Exercise
Output every entry exactly as given.

Records for the exercise
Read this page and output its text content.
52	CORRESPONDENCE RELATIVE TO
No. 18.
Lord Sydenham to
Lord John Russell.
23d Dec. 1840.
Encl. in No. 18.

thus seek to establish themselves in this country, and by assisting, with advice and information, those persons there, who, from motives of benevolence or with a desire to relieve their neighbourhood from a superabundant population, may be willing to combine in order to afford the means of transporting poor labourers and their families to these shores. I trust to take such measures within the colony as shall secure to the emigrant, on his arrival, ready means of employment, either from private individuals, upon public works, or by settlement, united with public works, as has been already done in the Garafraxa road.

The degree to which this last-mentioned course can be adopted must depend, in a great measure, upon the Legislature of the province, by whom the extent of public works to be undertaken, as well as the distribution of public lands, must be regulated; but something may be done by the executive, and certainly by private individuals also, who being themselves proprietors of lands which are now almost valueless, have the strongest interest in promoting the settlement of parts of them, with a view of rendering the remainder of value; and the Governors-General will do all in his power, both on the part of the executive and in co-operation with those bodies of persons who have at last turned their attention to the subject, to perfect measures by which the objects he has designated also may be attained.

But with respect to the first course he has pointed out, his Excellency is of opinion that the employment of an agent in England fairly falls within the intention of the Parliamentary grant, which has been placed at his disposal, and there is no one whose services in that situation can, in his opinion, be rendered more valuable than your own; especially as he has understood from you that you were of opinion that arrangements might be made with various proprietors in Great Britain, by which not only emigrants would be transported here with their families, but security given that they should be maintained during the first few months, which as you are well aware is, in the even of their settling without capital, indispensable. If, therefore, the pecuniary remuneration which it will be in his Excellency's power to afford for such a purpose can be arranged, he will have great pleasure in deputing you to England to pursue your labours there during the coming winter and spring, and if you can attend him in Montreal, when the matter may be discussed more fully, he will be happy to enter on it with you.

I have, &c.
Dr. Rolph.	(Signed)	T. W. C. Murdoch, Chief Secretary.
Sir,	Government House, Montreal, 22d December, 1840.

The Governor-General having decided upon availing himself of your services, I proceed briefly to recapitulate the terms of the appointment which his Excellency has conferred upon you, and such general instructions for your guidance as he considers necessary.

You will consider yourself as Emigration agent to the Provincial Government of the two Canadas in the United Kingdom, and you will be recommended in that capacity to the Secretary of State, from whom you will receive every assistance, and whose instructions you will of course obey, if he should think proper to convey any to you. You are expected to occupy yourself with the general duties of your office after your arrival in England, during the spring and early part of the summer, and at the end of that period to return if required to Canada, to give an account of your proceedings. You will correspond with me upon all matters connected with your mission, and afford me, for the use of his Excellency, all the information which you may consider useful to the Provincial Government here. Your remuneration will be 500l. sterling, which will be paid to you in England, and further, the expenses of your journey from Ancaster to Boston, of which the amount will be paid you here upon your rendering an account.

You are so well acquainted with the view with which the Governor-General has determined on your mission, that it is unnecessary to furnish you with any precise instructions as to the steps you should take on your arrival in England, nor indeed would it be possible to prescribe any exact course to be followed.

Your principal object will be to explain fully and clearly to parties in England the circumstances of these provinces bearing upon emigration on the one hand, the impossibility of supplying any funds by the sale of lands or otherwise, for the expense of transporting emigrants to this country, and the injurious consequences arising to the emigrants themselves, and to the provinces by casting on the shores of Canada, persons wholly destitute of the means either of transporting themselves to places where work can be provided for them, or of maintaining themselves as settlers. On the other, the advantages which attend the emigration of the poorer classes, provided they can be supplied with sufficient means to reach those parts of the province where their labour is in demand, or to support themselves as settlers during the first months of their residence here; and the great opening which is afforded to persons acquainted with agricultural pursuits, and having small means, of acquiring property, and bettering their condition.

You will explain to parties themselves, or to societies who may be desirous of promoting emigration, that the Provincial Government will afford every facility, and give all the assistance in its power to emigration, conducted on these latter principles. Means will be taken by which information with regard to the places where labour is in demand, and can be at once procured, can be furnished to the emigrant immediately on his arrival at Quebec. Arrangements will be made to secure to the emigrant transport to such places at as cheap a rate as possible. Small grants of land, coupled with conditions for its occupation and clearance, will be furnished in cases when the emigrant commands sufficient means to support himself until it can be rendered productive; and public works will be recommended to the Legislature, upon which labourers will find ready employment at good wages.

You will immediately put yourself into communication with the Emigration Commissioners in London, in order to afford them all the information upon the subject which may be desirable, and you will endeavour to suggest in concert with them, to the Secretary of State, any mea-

Correct output
Read this page and output its text content.
52	CORRESPONDENCE RELATIVE TO
No. 18.
Lord Sydenham to
Lord John Russell.
23d Dec. 1840.
Encl. in No. 18.

thus seek to establish themselves in this country, and by assisting, with advice and information, those persons there, who, from motives of benevolence or with a desire to relieve their neighbourhood from a superabundant population, may be willing to combine in order to afford the means of transporting poor labourers and their families to these shores. I trust to take such measures within the colony as shall secure to the emigrant, on his arrival, ready means of employment, either from private individuals, upon public works, or by settlement, united with public works, as has been already done in the Garafraxa road.

The degree to which this last-mentioned course can be adopted must depend, in a great measure, upon the Legislature of the province, by whom the extent of public works to be undertaken, as well as the distribution of public lands, must be regulated; but something may be done by the executive, and certainly by private individuals also, who being themselves proprietors of lands which are now almost valueless, have the strongest interest in promoting the settlement of parts of them, with a view of rendering the remainder of value; and the Governors-General will do all in his power, both on the part of the executive and in co-operation with those bodies of persons who have at last turned their attention to the subject, to perfect measures by which the objects he has designated also may be attained.

But with respect to the first course he has pointed out, his Excellency is of opinion that the employment of an agent in England fairly falls within the intention of the Parliamentary grant, which has been placed at his disposal, and there is no one whose services in that situation can, in his opinion, be rendered more valuable than your own; especially as he has understood from you that you were of opinion that arrangements might be made with various proprietors in Great Britain, by which not only emigrants would be transported here with their families, but security given that they should be maintained during the first few months, which as you are well aware is, in the even of their settling without capital, indispensable. If, therefore, the pecuniary remuneration which it will be in his Excellency's power to afford for such a purpose can be arranged, he will have great pleasure in deputing you to England to pursue your labours there during the coming winter and spring, and if you can attend him in Montreal, when the matter may be discussed more fully, he will be happy to enter on it with you.

I have, &c.
Dr. Rolph.	(Signed)	T. W. C. Murdoch, Chief Secretary.
Sir,	Government House, Montreal, 22d December, 1840.

The Governor-General having decided upon availing himself of your services, I proceed briefly to recapitulate the terms of the appointment which his Excellency has conferred upon you, and such general instructions for your guidance as he considers necessary.

You will consider yourself as Emigration agent to the Provincial Government of the two Canadas in the United Kingdom, and you will be recommended in that capacity to the Secretary of State, from whom you will receive every assistance, and whose instructions you will of course obey, if he should think proper to convey any to you. You are expected to occupy yourself with the general duties of your office after your arrival in England, during the spring and early part of the summer, and at the end of that period to return if required to Canada, to give an account of your proceedings. You will correspond with me upon all matters connected with your mission, and afford me, for the use of his Excellency, all the information which you may consider useful to the Provincial Government here. Your remuneration will be 500l. sterling, which will be paid to you in England, and further, the expenses of your journey from Ancaster to Boston, of which the amount will be paid you here upon your rendering an account.

You are so well acquainted with the view with which the Governor-General has determined on your mission, that it is unnecessary to furnish you with any precise instructions as to the steps you should take on your arrival in England, nor indeed would it be possible to prescribe any exact course to be followed.

Your principal object will be to explain fully and clearly to parties in England the circumstances of these provinces bearing upon emigration on the one hand, the impossibility of supplying any funds by the sale of lands or otherwise, for the expense of transporting emigrants to this country, and the injurious consequences arising to the emigrants themselves, and to the provinces by casting on the shores of Canada, persons wholly destitute of the means either of transporting themselves to places where work can be provided for them, or of maintaining themselves as settlers. On the other, the advantages which attend the emigration of the poorer classes, provided they can be supplied with sufficient means to reach those parts of the province where their labour is in demand, or to support themselves as settlers during the first months of their residence here; and the great opening which is afforded to persons acquainted with agricultural pursuits, and having small means, of acquiring property, and bettering their condition.

You will explain to parties themselves, or to societies who may be desirous of promoting emigration, that the Provincial Government will afford every facility, and give all the assistance in its power to emigration, conducted on these latter principles. Means will be taken by which information with regard to the places where labour is in demand, and can be at once procured, can be furnished to the emigrant immediately on his arrival at Quebec. Arrangements will be made to secure to the emigrant transport to such places at as cheap a rate as possible. Small grants of land, coupled with conditions for its occupation and clearance, will be furnished in cases when the emigrant commands sufficient means to support himself until it can be rendered productive; and public works will be recommended to the Legislature, upon which labourers will find ready employment at good wages.

You will immediately put yourself into communication with the Emigration Commissioners in London, in order to afford them all the information upon the subject which may be desirable, and you will endeavour to suggest in concert with them, to the Secretary of State, any mea-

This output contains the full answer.